EXCERPTED DATA
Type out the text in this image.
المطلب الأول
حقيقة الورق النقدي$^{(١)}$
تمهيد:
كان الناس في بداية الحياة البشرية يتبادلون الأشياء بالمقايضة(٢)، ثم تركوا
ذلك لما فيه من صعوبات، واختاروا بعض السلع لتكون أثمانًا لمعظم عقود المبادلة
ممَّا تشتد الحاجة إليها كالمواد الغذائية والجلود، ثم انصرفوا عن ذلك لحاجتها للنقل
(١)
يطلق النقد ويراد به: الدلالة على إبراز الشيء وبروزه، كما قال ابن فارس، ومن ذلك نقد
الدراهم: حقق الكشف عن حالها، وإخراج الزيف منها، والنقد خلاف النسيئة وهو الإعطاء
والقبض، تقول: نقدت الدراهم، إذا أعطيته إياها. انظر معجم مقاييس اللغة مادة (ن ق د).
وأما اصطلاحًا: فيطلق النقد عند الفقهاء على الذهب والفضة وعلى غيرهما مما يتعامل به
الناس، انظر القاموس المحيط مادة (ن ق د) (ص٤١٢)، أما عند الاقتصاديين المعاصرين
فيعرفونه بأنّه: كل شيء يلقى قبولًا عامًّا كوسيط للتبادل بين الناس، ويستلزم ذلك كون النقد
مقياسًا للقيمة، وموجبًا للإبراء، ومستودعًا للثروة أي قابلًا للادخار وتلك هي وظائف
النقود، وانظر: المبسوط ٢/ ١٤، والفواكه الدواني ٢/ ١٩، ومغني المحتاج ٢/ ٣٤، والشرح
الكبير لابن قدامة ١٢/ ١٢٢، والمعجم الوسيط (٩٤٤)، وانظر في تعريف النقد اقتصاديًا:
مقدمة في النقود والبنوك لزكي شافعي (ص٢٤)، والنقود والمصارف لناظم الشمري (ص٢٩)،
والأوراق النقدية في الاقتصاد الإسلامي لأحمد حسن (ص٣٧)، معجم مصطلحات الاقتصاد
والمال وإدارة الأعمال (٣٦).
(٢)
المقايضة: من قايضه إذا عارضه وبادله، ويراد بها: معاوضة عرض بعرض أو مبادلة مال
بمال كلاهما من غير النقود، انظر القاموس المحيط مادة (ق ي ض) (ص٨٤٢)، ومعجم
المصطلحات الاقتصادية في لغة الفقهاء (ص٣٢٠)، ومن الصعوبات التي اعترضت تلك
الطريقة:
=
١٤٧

SET TASK
Gather up the lines that contain the word "ويراد".

RESULT BELOW
يطلق النقد ويراد به: الدلالة على إبراز الشيء وبروزه، كما قال ابن فارس، ومن ذلك نقد
المقايضة: من قايضه إذا عارضه وبادله، ويراد بها: معاوضة عرض بعرض أو مبادلة مال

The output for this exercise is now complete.